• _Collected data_
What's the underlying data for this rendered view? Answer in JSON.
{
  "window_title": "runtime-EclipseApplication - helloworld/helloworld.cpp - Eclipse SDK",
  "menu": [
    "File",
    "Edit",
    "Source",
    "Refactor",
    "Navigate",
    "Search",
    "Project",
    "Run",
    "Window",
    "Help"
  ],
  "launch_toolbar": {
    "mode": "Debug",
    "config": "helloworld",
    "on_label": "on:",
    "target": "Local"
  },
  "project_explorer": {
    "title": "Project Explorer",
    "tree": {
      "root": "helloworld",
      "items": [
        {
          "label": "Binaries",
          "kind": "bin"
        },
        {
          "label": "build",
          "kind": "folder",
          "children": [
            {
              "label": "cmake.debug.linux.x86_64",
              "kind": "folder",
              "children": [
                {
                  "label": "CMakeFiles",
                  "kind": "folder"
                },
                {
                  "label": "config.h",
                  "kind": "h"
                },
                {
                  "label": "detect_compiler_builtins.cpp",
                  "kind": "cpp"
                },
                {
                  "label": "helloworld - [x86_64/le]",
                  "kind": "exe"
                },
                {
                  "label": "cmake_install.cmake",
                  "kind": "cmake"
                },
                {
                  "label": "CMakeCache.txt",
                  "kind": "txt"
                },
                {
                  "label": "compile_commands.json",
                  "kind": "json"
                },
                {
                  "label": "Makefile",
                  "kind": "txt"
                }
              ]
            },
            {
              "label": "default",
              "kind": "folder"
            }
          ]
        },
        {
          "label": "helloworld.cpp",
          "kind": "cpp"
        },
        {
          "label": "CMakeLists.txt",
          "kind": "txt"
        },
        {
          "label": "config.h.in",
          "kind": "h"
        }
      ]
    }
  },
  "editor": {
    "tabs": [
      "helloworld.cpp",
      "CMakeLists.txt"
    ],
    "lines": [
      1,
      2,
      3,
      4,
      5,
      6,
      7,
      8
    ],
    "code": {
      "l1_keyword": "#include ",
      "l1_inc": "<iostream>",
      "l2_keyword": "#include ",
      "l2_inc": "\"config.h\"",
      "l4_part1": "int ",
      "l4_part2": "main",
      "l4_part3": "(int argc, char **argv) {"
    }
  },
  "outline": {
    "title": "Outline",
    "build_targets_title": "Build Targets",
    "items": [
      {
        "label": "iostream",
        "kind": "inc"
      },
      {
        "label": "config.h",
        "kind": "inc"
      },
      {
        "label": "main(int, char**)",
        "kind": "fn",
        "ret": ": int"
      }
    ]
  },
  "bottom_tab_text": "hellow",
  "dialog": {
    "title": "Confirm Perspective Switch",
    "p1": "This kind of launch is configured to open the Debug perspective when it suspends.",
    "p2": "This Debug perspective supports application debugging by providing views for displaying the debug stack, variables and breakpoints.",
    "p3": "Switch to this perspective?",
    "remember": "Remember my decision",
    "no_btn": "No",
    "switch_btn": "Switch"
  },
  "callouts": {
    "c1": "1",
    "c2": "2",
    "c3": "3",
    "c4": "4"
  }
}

• _What you are asked to do_
Send back all of the entries exactly, with nothing missing.

• _Task output_
What's the underlying data for this rendered view? Answer in JSON.
{
  "window_title": "runtime-EclipseApplication - helloworld/helloworld.cpp - Eclipse SDK",
  "menu": [
    "File",
    "Edit",
    "Source",
    "Refactor",
    "Navigate",
    "Search",
    "Project",
    "Run",
    "Window",
    "Help"
  ],
  "launch_toolbar": {
    "mode": "Debug",
    "config": "helloworld",
    "on_label": "on:",
    "target": "Local"
  },
  "project_explorer": {
    "title": "Project Explorer",
    "tree": {
      "root": "helloworld",
      "items": [
        {
          "label": "Binaries",
          "kind": "bin"
        },
        {
          "label": "build",
          "kind": "folder",
          "children": [
            {
              "label": "cmake.debug.linux.x86_64",
              "kind": "folder",
              "children": [
                {
                  "label": "CMakeFiles",
                  "kind": "folder"
                },
                {
                  "label": "config.h",
                  "kind": "h"
                },
                {
                  "label": "detect_compiler_builtins.cpp",
                  "kind": "cpp"
                },
                {
                  "label": "helloworld - [x86_64/le]",
                  "kind": "exe"
                },
                {
                  "label": "cmake_install.cmake",
                  "kind": "cmake"
                },
                {
                  "label": "CMakeCache.txt",
                  "kind": "txt"
                },
                {
                  "label": "compile_commands.json",
                  "kind": "json"
                },
                {
                  "label": "Makefile",
                  "kind": "txt"
                }
              ]
            },
            {
              "label": "default",
              "kind": "folder"
            }
          ]
        },
        {
          "label": "helloworld.cpp",
          "kind": "cpp"
        },
        {
          "label": "CMakeLists.txt",
          "kind": "txt"
        },
        {
          "label": "config.h.in",
          "kind": "h"
        }
      ]
    }
  },
  "editor": {
    "tabs": [
      "helloworld.cpp",
      "CMakeLists.txt"
    ],
    "lines": [
      1,
      2,
      3,
      4,
      5,
      6,
      7,
      8
    ],
    "code": {
      "l1_keyword": "#include ",
      "l1_inc": "<iostream>",
      "l2_keyword": "#include ",
      "l2_inc": "\"config.h\"",
      "l4_part1": "int ",
      "l4_part2": "main",
      "l4_part3": "(int argc, char **argv) {"
    }
  },
  "outline": {
    "title": "Outline",
    "build_targets_title": "Build Targets",
    "items": [
      {
        "label": "iostream",
        "kind": "inc"
      },
      {
        "label": "config.h",
        "kind": "inc"
      },
      {
        "label": "main(int, char**)",
        "kind": "fn",
        "ret": ": int"
      }
    ]
  },
  "bottom_tab_text": "hellow",
  "dialog": {
    "title": "Confirm Perspective Switch",
    "p1": "This kind of launch is configured to open the Debug perspective when it suspends.",
    "p2": "This Debug perspective supports application debugging by providing views for displaying the debug stack, variables and breakpoints.",
    "p3": "Switch to this perspective?",
    "remember": "Remember my decision",
    "no_btn": "No",
    "switch_btn": "Switch"
  },
  "callouts": {
    "c1": "1",
    "c2": "2",
    "c3": "3",
    "c4": "4"
  }
}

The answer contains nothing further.